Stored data
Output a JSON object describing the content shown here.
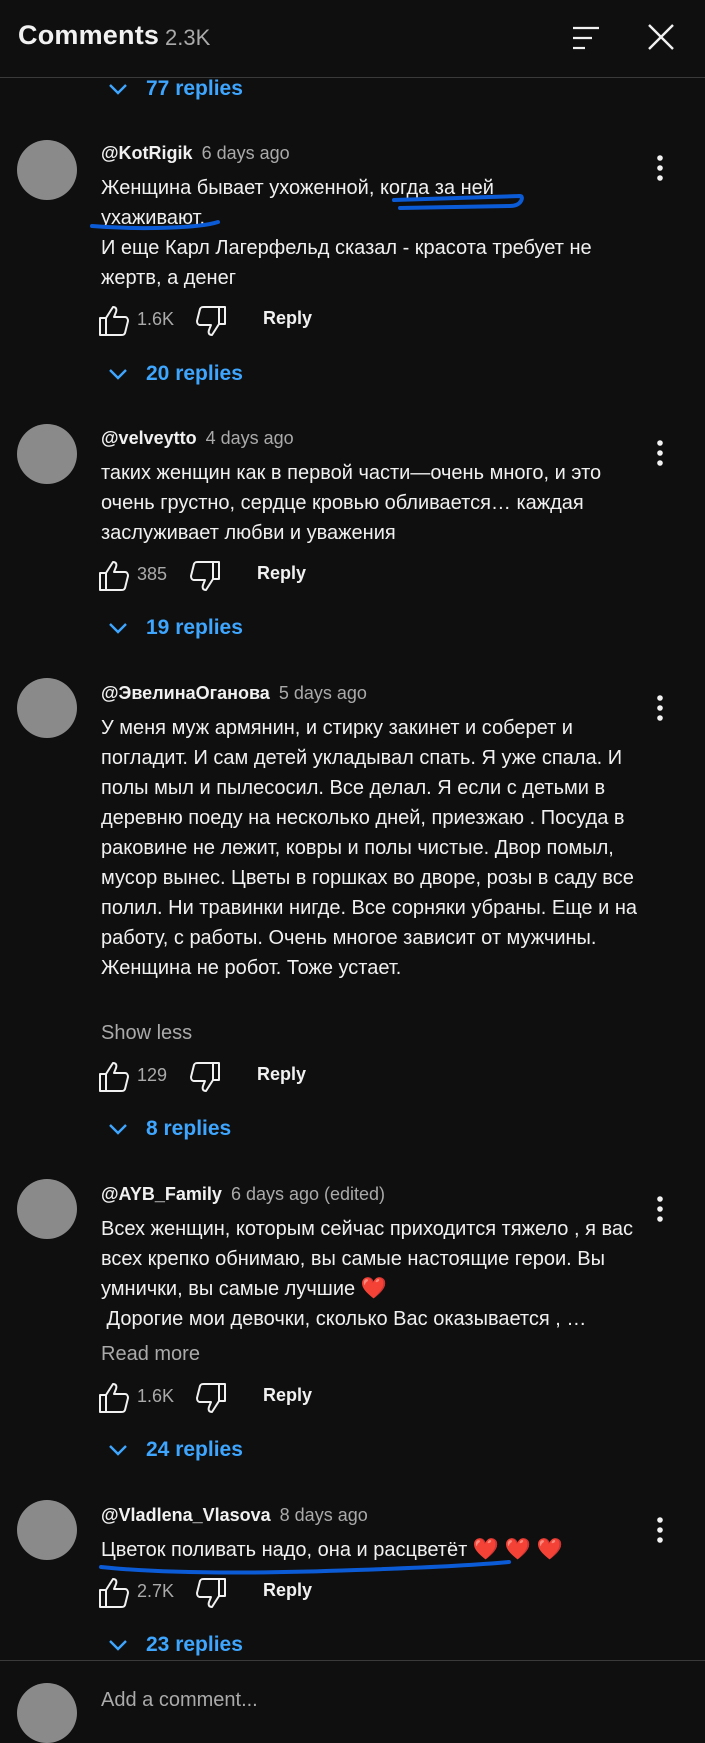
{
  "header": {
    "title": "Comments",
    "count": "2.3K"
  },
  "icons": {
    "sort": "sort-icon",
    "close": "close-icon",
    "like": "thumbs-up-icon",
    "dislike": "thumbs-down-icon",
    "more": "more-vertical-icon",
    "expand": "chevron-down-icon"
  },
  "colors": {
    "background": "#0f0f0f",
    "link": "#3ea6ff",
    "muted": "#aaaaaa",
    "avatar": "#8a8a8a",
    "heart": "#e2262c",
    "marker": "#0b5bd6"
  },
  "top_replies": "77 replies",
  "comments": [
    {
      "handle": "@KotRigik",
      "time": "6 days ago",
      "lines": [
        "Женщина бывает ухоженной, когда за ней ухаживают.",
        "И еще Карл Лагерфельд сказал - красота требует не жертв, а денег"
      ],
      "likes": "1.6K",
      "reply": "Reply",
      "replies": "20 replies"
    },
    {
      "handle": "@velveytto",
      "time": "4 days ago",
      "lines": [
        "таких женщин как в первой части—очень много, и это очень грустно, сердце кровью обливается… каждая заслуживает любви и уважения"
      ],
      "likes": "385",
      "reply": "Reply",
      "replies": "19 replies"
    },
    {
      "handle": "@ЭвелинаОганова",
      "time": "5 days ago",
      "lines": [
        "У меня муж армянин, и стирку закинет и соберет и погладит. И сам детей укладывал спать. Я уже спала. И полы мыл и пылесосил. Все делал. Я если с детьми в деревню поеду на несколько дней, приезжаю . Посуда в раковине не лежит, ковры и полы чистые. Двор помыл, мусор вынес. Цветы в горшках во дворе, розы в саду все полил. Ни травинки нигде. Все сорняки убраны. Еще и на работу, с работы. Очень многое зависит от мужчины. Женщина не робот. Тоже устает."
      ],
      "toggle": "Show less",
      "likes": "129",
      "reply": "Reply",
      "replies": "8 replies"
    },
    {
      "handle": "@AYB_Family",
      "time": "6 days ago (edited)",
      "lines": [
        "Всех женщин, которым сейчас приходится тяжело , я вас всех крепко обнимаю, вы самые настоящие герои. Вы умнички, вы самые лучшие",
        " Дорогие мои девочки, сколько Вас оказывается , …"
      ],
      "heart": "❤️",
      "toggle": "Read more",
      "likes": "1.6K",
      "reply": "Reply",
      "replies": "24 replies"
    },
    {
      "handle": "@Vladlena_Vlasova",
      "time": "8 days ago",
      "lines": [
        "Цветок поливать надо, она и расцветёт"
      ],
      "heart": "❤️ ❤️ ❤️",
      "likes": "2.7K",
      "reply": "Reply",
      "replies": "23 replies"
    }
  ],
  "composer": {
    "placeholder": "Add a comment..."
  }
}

--

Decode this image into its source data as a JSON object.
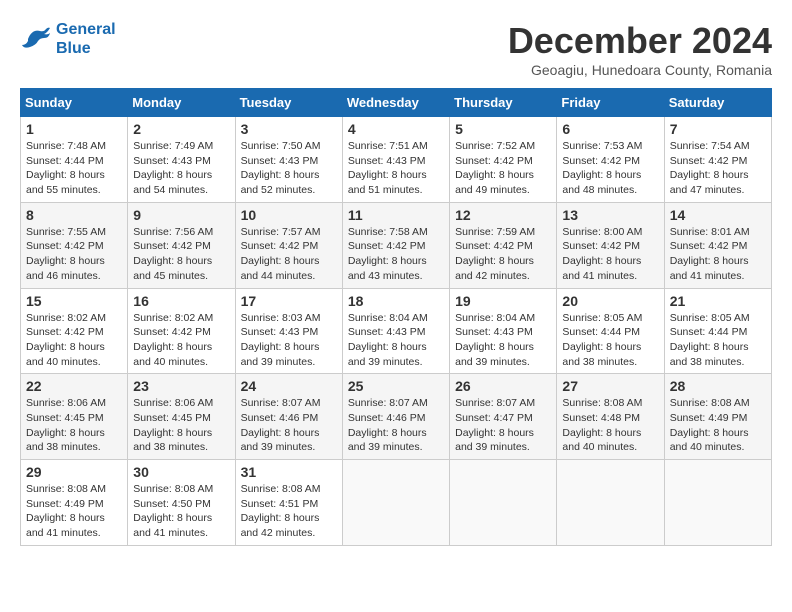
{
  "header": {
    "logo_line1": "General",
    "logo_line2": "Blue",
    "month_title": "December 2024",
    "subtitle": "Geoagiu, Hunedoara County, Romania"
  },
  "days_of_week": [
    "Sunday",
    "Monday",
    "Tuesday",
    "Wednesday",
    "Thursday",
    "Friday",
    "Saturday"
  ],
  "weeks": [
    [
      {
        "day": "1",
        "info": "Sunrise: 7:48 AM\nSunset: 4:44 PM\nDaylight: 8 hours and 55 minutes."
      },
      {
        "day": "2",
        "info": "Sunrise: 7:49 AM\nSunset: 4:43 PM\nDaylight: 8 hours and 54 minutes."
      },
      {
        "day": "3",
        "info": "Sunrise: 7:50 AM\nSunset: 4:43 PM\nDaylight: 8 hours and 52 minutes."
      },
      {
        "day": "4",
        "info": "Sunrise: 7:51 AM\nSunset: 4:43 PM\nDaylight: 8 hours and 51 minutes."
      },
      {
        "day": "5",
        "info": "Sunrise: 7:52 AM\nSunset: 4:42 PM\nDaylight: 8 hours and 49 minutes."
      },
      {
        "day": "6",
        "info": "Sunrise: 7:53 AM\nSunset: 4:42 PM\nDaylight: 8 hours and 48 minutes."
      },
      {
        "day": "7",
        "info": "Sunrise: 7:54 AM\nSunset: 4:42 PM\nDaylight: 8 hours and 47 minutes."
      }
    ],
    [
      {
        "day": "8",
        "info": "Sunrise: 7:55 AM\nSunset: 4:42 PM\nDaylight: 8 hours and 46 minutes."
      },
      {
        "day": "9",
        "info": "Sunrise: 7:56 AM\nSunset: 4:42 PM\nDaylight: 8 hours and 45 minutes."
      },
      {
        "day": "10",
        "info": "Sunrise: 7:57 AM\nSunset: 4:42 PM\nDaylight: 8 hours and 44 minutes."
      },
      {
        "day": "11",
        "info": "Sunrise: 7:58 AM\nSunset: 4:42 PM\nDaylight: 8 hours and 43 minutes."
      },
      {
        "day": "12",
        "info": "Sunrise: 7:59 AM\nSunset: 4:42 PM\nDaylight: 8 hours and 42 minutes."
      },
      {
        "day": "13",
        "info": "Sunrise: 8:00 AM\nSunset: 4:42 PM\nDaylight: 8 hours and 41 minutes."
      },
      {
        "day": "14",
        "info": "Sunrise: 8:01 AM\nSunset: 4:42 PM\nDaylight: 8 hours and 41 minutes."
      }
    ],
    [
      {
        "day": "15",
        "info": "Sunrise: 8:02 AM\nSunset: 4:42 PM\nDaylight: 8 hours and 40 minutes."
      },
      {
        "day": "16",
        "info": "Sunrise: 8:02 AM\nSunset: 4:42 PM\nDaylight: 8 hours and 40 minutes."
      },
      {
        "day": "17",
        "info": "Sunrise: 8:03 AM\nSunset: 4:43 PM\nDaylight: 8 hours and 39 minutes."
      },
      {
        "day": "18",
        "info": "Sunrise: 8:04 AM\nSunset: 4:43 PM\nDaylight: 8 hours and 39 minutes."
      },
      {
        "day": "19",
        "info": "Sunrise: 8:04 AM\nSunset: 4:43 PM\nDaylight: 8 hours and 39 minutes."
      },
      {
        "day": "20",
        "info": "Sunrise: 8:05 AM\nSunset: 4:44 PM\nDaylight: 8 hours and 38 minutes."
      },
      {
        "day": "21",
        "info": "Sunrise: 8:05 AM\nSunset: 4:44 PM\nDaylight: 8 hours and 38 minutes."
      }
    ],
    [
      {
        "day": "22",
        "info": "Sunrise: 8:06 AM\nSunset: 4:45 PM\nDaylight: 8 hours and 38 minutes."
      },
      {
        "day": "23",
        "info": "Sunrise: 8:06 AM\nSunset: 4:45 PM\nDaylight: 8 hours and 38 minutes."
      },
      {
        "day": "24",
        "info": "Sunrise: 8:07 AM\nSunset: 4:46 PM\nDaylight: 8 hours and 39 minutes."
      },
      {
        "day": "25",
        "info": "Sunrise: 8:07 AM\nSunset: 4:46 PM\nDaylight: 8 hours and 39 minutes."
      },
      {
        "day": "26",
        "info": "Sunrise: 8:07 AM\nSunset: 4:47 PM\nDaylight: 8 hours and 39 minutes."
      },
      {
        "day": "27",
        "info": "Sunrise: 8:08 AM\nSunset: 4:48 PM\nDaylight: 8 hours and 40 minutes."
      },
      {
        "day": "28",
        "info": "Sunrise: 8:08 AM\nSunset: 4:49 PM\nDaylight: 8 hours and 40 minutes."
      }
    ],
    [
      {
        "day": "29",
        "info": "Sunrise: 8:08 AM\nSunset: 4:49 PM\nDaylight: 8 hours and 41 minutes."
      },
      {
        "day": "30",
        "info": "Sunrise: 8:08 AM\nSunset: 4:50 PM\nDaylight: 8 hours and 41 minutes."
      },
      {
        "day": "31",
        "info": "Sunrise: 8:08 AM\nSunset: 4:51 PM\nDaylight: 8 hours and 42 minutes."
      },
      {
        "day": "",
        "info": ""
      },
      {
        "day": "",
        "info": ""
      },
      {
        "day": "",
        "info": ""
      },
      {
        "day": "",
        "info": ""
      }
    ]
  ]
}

# SET EXERCISE
List all lines holding the string "more".

# TASK SOLUTION
    "more": "more-vertical-icon",
      "toggle": "Read more",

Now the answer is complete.